* begin Records supplied *
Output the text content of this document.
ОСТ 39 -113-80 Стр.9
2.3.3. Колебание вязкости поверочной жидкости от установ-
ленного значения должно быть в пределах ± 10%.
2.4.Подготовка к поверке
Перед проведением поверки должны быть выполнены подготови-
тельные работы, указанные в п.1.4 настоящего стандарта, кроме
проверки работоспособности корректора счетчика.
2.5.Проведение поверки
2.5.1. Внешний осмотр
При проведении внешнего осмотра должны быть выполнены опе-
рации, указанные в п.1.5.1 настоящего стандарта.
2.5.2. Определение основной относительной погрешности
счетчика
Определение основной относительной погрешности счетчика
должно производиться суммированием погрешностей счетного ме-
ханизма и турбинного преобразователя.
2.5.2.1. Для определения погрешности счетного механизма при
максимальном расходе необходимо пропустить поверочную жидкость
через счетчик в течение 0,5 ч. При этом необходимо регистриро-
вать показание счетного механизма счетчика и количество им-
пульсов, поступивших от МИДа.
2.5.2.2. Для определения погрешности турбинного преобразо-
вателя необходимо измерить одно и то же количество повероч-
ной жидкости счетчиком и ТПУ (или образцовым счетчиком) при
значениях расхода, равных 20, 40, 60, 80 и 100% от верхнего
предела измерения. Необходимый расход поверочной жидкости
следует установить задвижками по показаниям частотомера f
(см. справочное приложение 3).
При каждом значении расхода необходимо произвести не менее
* end Records supplied *
Problem description: From the listing above, reproduce all the lines exactly.

Task solution:
Output the text content of this document.
ОСТ 39 -113-80 Стр.9
2.3.3. Колебание вязкости поверочной жидкости от установ-
ленного значения должно быть в пределах ± 10%.
2.4.Подготовка к поверке
Перед проведением поверки должны быть выполнены подготови-
тельные работы, указанные в п.1.4 настоящего стандарта, кроме
проверки работоспособности корректора счетчика.
2.5.Проведение поверки
2.5.1. Внешний осмотр
При проведении внешнего осмотра должны быть выполнены опе-
рации, указанные в п.1.5.1 настоящего стандарта.
2.5.2. Определение основной относительной погрешности
счетчика
Определение основной относительной погрешности счетчика
должно производиться суммированием погрешностей счетного ме-
ханизма и турбинного преобразователя.
2.5.2.1. Для определения погрешности счетного механизма при
максимальном расходе необходимо пропустить поверочную жидкость
через счетчик в течение 0,5 ч. При этом необходимо регистриро-
вать показание счетного механизма счетчика и количество им-
пульсов, поступивших от МИДа.
2.5.2.2. Для определения погрешности турбинного преобразо-
вателя необходимо измерить одно и то же количество повероч-
ной жидкости счетчиком и ТПУ (или образцовым счетчиком) при
значениях расхода, равных 20, 40, 60, 80 и 100% от верхнего
предела измерения. Необходимый расход поверочной жидкости
следует установить задвижками по показаниям частотомера f
(см. справочное приложение 3).
При каждом значении расхода необходимо произвести не менее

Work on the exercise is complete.